▶ **Aim**
Transcribe every line of the listing below without any deviation.

(Dataset items)
━━━━━━━━

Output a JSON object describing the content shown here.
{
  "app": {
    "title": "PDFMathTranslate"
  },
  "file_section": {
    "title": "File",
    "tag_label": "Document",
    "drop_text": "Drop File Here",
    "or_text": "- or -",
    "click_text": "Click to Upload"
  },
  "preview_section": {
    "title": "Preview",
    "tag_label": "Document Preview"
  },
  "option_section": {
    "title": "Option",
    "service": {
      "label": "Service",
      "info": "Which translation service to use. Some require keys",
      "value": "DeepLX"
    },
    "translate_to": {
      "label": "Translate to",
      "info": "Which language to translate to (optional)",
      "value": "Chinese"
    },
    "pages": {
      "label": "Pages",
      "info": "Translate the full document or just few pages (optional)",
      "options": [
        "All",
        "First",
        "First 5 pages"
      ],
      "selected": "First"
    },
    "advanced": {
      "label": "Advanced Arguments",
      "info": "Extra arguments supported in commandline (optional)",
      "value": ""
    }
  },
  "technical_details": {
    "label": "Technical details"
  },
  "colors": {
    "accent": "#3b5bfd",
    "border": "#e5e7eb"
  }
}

━━━━━━━━

▶ **The response**
Output a JSON object describing the content shown here.
{
  "app": {
    "title": "PDFMathTranslate"
  },
  "file_section": {
    "title": "File",
    "tag_label": "Document",
    "drop_text": "Drop File Here",
    "or_text": "- or -",
    "click_text": "Click to Upload"
  },
  "preview_section": {
    "title": "Preview",
    "tag_label": "Document Preview"
  },
  "option_section": {
    "title": "Option",
    "service": {
      "label": "Service",
      "info": "Which translation service to use. Some require keys",
      "value": "DeepLX"
    },
    "translate_to": {
      "label": "Translate to",
      "info": "Which language to translate to (optional)",
      "value": "Chinese"
    },
    "pages": {
      "label": "Pages",
      "info": "Translate the full document or just few pages (optional)",
      "options": [
        "All",
        "First",
        "First 5 pages"
      ],
      "selected": "First"
    },
    "advanced": {
      "label": "Advanced Arguments",
      "info": "Extra arguments supported in commandline (optional)",
      "value": ""
    }
  },
  "technical_details": {
    "label": "Technical details"
  },
  "colors": {
    "accent": "#3b5bfd",
    "border": "#e5e7eb"
  }
}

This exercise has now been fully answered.